*** SUPPLIED INFORMATION
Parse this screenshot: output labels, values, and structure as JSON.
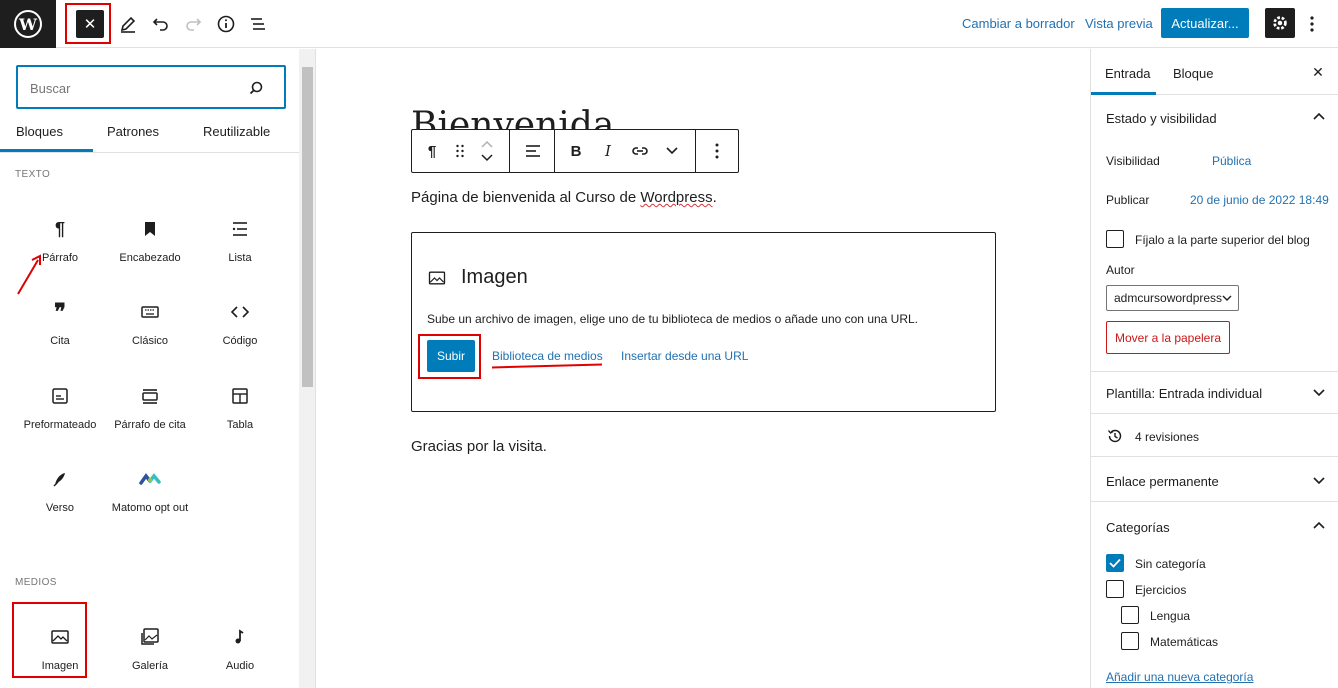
{
  "topbar": {
    "wp_logo": "W",
    "close_icon": "✕",
    "save_draft_label": "Cambiar a borrador",
    "preview_label": "Vista previa",
    "update_label": "Actualizar...",
    "icons": [
      "edit-icon",
      "undo-icon",
      "redo-icon",
      "info-icon",
      "list-view-icon",
      "gear-icon",
      "kebab-icon"
    ]
  },
  "inserter": {
    "search_placeholder": "Buscar",
    "tabs": [
      "Bloques",
      "Patrones",
      "Reutilizable"
    ],
    "active_tab": "Bloques",
    "sections": [
      {
        "title": "TEXTO",
        "blocks": [
          {
            "label": "Párrafo",
            "icon": "pilcrow-icon"
          },
          {
            "label": "Encabezado",
            "icon": "bookmark-icon"
          },
          {
            "label": "Lista",
            "icon": "list-icon"
          },
          {
            "label": "Cita",
            "icon": "quote-icon"
          },
          {
            "label": "Clásico",
            "icon": "keyboard-icon"
          },
          {
            "label": "Código",
            "icon": "code-icon"
          },
          {
            "label": "Preformateado",
            "icon": "preformatted-icon"
          },
          {
            "label": "Párrafo de cita",
            "icon": "pullquote-icon"
          },
          {
            "label": "Tabla",
            "icon": "table-icon"
          },
          {
            "label": "Verso",
            "icon": "feather-icon"
          },
          {
            "label": "Matomo opt out",
            "icon": "matomo-icon"
          }
        ]
      },
      {
        "title": "MEDIOS",
        "blocks": [
          {
            "label": "Imagen",
            "icon": "image-icon"
          },
          {
            "label": "Galería",
            "icon": "gallery-icon"
          },
          {
            "label": "Audio",
            "icon": "audio-icon"
          }
        ]
      }
    ]
  },
  "editor": {
    "title": "Bienvenida",
    "paragraph1_before": "Página de bienvenida al Curso de ",
    "paragraph1_misspelled": "Wordpress",
    "paragraph1_after": ".",
    "image_block": {
      "title": "Imagen",
      "description": "Sube un archivo de imagen, elige uno de tu biblioteca de medios o añade uno con una URL.",
      "upload_label": "Subir",
      "media_library_label": "Biblioteca de medios",
      "insert_url_label": "Insertar desde una URL"
    },
    "paragraph2": "Gracias por la visita.",
    "toolbar": {
      "paragraph_icon": "¶",
      "bold": "B",
      "italic": "I"
    }
  },
  "sidebar": {
    "tabs": [
      "Entrada",
      "Bloque"
    ],
    "active_tab": "Entrada",
    "status_panel": {
      "title": "Estado y visibilidad",
      "visibility_label": "Visibilidad",
      "visibility_value": "Pública",
      "publish_label": "Publicar",
      "publish_value": "20 de junio de 2022 18:49",
      "sticky_label": "Fíjalo a la parte superior del blog",
      "author_label": "Autor",
      "author_value": "admcursowordpress",
      "trash_label": "Mover a la papelera"
    },
    "template_panel": "Plantilla: Entrada individual",
    "revisions": "4 revisiones",
    "permalink_panel": "Enlace permanente",
    "categories_panel": {
      "title": "Categorías",
      "items": [
        {
          "label": "Sin categoría",
          "checked": true
        },
        {
          "label": "Ejercicios",
          "checked": false
        },
        {
          "label": "Lengua",
          "checked": false
        },
        {
          "label": "Matemáticas",
          "checked": false
        }
      ],
      "add_new_label": "Añadir una nueva categoría"
    }
  },
  "colors": {
    "accent": "#007cba",
    "link": "#2271b1",
    "dark": "#1e1e1e",
    "annotation": "#e00000",
    "danger": "#cc1818"
  }
}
******
▶ [AIM]: Retype everything in the material word for word, minus pictures.

▶ [SOLUTION]:
Parse this screenshot: output labels, values, and structure as JSON.
{
  "topbar": {
    "wp_logo": "W",
    "close_icon": "✕",
    "save_draft_label": "Cambiar a borrador",
    "preview_label": "Vista previa",
    "update_label": "Actualizar...",
    "icons": [
      "edit-icon",
      "undo-icon",
      "redo-icon",
      "info-icon",
      "list-view-icon",
      "gear-icon",
      "kebab-icon"
    ]
  },
  "inserter": {
    "search_placeholder": "Buscar",
    "tabs": [
      "Bloques",
      "Patrones",
      "Reutilizable"
    ],
    "active_tab": "Bloques",
    "sections": [
      {
        "title": "TEXTO",
        "blocks": [
          {
            "label": "Párrafo",
            "icon": "pilcrow-icon"
          },
          {
            "label": "Encabezado",
            "icon": "bookmark-icon"
          },
          {
            "label": "Lista",
            "icon": "list-icon"
          },
          {
            "label": "Cita",
            "icon": "quote-icon"
          },
          {
            "label": "Clásico",
            "icon": "keyboard-icon"
          },
          {
            "label": "Código",
            "icon": "code-icon"
          },
          {
            "label": "Preformateado",
            "icon": "preformatted-icon"
          },
          {
            "label": "Párrafo de cita",
            "icon": "pullquote-icon"
          },
          {
            "label": "Tabla",
            "icon": "table-icon"
          },
          {
            "label": "Verso",
            "icon": "feather-icon"
          },
          {
            "label": "Matomo opt out",
            "icon": "matomo-icon"
          }
        ]
      },
      {
        "title": "MEDIOS",
        "blocks": [
          {
            "label": "Imagen",
            "icon": "image-icon"
          },
          {
            "label": "Galería",
            "icon": "gallery-icon"
          },
          {
            "label": "Audio",
            "icon": "audio-icon"
          }
        ]
      }
    ]
  },
  "editor": {
    "title": "Bienvenida",
    "paragraph1_before": "Página de bienvenida al Curso de ",
    "paragraph1_misspelled": "Wordpress",
    "paragraph1_after": ".",
    "image_block": {
      "title": "Imagen",
      "description": "Sube un archivo de imagen, elige uno de tu biblioteca de medios o añade uno con una URL.",
      "upload_label": "Subir",
      "media_library_label": "Biblioteca de medios",
      "insert_url_label": "Insertar desde una URL"
    },
    "paragraph2": "Gracias por la visita.",
    "toolbar": {
      "paragraph_icon": "¶",
      "bold": "B",
      "italic": "I"
    }
  },
  "sidebar": {
    "tabs": [
      "Entrada",
      "Bloque"
    ],
    "active_tab": "Entrada",
    "status_panel": {
      "title": "Estado y visibilidad",
      "visibility_label": "Visibilidad",
      "visibility_value": "Pública",
      "publish_label": "Publicar",
      "publish_value": "20 de junio de 2022 18:49",
      "sticky_label": "Fíjalo a la parte superior del blog",
      "author_label": "Autor",
      "author_value": "admcursowordpress",
      "trash_label": "Mover a la papelera"
    },
    "template_panel": "Plantilla: Entrada individual",
    "revisions": "4 revisiones",
    "permalink_panel": "Enlace permanente",
    "categories_panel": {
      "title": "Categorías",
      "items": [
        {
          "label": "Sin categoría",
          "checked": true
        },
        {
          "label": "Ejercicios",
          "checked": false
        },
        {
          "label": "Lengua",
          "checked": false
        },
        {
          "label": "Matemáticas",
          "checked": false
        }
      ],
      "add_new_label": "Añadir una nueva categoría"
    }
  },
  "colors": {
    "accent": "#007cba",
    "link": "#2271b1",
    "dark": "#1e1e1e",
    "annotation": "#e00000",
    "danger": "#cc1818"
  }
}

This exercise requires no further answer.